Structure: In Singapore, the futuristic “The Helix” is one of the city-state’s architectural beacons.
How does this story begin? Maybe with a tree trunk making its way across a raging stream? Or with a ditch that brings the precious water to early farmers? People’s architectural and structural engagement with water is several thousand years old. Since then, the constructions have become increasingly complex and impressive. The illustrated book “Maritime Monuments” by Sebastian Junge gives an impression of this.
The book, subtitled “Spectacular Architecture on the Water,” focuses on constructions related to infrastructure: in particular, it is about bridges of various construction methods. The examples range from the natural stone construction, which is more than 3,000 years old, over a stream bed in Greece, to the pedestrian bridge “The Helix” in Singapore, which opened in 2010 and whose steel elements form a spiral shape reminiscent of human DNA.

**RECORDS SHOWN**
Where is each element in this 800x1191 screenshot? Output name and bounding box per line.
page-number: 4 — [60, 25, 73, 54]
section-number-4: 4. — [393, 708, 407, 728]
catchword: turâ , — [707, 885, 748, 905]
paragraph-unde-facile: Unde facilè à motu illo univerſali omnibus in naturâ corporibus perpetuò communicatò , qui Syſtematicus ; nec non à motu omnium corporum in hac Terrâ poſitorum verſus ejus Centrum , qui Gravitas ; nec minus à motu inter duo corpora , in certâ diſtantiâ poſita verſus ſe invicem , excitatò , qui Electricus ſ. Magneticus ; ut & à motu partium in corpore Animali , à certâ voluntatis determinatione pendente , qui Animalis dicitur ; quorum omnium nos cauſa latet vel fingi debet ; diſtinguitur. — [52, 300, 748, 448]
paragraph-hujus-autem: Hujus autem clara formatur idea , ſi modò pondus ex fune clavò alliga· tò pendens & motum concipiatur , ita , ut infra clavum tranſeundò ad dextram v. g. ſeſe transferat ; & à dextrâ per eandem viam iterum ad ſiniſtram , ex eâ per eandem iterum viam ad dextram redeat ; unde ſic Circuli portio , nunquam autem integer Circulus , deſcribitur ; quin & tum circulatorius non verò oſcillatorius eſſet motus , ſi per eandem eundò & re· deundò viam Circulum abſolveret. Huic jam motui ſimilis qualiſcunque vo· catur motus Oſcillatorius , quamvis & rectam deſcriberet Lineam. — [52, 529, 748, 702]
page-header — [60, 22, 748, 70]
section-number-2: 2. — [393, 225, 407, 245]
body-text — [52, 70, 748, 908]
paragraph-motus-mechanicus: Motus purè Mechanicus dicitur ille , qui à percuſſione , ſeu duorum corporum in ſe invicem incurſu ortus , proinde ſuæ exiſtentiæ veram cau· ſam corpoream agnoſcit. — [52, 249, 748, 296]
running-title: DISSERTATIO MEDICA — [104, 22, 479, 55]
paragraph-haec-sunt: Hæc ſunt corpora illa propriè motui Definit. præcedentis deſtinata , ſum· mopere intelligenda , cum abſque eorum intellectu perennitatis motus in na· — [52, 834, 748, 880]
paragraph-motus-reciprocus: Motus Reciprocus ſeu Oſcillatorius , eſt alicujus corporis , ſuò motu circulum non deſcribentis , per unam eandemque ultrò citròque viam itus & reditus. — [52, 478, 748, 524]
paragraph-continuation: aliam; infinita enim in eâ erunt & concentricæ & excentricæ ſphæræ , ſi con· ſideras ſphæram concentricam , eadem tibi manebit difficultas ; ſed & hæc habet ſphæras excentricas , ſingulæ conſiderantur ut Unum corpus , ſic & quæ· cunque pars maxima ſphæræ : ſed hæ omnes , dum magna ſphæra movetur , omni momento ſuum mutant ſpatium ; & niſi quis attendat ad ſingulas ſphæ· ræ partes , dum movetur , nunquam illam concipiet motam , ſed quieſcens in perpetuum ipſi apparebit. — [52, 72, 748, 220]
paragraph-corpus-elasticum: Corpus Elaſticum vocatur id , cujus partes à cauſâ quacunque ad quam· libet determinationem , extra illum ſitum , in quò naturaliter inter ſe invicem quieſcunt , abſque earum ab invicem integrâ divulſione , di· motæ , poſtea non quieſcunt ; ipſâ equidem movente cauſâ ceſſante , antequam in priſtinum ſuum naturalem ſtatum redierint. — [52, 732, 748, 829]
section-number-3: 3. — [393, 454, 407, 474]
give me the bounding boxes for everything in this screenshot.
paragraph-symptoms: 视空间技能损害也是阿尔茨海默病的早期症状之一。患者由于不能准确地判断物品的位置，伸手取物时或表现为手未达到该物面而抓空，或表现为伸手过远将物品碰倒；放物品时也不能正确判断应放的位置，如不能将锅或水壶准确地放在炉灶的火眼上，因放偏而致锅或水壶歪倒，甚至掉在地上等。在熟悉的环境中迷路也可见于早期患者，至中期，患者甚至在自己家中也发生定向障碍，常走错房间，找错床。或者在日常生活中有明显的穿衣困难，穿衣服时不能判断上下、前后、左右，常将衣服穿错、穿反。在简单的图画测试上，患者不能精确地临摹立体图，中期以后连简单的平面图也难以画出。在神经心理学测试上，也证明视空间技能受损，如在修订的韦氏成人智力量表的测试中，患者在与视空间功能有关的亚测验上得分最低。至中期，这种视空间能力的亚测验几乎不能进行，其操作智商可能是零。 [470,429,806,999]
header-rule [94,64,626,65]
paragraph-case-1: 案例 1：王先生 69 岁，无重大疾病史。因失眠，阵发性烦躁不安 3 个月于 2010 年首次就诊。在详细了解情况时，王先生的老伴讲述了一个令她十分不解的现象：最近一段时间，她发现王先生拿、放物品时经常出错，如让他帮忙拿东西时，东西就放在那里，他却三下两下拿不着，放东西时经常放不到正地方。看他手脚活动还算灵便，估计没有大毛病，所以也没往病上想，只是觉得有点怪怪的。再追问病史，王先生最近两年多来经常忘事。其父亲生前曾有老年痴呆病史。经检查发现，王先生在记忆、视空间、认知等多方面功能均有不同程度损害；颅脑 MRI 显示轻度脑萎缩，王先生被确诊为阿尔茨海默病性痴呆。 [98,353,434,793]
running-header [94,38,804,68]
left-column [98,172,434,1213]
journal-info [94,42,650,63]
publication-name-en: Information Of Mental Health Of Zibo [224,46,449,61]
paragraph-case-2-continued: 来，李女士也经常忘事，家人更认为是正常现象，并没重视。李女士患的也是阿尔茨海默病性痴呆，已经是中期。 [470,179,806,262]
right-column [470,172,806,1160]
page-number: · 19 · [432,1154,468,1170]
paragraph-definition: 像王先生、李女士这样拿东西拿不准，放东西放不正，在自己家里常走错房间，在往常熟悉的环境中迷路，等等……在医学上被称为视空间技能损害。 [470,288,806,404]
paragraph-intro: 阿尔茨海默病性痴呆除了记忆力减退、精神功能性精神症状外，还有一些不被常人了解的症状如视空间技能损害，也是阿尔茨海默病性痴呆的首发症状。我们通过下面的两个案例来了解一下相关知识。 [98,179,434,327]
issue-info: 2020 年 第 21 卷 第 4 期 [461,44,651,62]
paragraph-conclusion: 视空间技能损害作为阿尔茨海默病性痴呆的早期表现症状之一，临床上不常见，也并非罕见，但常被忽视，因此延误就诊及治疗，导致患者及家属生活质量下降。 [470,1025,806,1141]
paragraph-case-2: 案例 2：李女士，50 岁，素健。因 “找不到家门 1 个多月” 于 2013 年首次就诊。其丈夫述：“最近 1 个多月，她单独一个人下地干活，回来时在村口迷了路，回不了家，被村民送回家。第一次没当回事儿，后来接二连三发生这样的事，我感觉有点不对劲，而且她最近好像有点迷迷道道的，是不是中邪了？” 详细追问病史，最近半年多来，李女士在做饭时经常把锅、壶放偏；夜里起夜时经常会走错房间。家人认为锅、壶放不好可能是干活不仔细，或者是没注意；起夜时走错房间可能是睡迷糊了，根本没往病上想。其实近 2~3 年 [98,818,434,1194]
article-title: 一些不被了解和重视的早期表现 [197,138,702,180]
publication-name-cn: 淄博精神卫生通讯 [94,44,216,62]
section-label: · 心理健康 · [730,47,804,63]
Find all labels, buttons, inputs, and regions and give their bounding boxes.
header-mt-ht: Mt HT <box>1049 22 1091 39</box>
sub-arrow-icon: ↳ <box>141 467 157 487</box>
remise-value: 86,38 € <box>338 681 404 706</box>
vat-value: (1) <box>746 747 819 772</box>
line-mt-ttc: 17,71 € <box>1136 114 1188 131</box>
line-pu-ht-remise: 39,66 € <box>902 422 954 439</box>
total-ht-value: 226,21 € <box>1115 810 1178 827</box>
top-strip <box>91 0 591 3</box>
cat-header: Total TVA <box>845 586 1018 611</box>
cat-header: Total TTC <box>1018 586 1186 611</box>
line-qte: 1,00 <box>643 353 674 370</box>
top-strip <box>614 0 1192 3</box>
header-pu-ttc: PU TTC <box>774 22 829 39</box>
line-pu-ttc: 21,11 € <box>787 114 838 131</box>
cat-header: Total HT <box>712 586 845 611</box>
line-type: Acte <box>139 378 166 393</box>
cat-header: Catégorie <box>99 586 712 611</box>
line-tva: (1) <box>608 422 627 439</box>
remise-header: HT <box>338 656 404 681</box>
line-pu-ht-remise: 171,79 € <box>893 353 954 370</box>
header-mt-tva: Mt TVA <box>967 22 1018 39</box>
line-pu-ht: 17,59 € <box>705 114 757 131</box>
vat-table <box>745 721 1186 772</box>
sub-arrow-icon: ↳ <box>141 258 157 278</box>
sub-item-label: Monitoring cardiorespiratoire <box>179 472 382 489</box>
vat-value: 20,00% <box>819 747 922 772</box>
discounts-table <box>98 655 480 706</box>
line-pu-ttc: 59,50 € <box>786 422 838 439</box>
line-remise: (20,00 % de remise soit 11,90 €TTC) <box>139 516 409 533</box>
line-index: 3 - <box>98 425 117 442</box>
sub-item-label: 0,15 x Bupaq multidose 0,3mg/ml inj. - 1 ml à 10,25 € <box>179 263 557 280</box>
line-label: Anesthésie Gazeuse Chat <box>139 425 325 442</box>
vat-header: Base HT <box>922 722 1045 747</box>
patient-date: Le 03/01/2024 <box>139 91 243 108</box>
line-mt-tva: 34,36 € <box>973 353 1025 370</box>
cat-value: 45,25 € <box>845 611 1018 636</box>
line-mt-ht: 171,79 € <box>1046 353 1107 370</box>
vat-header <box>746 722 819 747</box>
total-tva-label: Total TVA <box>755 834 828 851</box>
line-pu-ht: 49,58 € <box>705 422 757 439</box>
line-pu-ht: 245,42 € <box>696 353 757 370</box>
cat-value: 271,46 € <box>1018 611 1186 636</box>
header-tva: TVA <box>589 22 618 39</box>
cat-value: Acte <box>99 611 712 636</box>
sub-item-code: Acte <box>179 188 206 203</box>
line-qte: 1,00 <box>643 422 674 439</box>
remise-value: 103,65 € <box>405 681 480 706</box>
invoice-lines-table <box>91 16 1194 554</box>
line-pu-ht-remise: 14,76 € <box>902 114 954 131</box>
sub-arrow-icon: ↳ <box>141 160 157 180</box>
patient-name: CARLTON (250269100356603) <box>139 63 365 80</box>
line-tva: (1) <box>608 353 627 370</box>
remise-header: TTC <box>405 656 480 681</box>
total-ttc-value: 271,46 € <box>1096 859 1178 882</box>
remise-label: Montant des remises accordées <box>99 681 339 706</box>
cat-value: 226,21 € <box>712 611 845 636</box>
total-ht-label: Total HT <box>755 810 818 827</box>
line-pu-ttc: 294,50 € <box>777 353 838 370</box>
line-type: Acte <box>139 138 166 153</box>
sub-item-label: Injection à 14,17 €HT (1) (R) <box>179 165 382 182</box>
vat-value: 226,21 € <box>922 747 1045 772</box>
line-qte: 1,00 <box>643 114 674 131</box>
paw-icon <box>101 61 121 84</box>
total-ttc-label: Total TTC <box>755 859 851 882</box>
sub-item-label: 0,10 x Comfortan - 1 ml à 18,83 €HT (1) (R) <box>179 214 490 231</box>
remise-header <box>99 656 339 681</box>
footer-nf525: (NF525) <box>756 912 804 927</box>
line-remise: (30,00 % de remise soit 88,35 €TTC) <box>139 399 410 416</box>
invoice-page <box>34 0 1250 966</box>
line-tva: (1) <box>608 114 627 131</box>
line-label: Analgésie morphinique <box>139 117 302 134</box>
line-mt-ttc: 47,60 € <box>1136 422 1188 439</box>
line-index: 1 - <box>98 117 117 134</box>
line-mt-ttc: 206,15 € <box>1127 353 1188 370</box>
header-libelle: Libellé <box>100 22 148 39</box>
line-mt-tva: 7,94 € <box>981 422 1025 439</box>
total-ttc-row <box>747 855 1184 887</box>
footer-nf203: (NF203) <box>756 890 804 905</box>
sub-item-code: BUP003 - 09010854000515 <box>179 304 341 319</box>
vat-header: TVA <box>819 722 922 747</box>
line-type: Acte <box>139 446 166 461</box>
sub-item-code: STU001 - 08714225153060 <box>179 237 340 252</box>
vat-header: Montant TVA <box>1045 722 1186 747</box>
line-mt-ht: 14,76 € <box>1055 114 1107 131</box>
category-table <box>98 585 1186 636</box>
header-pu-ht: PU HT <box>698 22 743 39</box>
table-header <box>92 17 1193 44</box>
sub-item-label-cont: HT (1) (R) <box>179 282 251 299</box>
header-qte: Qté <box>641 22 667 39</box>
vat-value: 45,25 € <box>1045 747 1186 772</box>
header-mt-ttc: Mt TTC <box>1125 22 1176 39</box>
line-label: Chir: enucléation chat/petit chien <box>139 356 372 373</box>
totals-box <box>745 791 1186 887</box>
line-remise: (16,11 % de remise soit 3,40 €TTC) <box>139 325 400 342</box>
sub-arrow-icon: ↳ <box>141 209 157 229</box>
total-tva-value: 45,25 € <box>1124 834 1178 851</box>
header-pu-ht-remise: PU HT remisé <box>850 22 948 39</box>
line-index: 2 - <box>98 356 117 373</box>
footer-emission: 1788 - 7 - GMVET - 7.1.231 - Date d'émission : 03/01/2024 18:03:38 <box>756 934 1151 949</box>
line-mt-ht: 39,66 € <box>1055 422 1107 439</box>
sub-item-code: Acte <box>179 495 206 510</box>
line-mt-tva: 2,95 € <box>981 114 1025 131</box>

**YOUR GOAL**
Rewrite the text on "Maritime Monuments" from "The book, subtitled" to "of human DNA.", switching "pedestrian bridge" to "footbridge". The rows can be left aside here.

**EXERCISE RESULT**
The book, subtitled “Spectacular Architecture on the Water,” focuses on constructions related to infrastructure: in particular, it is about bridges of various construction methods. The examples range from the natural stone construction, which is more than 3,000 years old, over a stream bed in Greece, to the footbridge “The Helix” in Singapore, which opened in 2010 and whose steel elements form a spiral shape reminiscent of human DNA.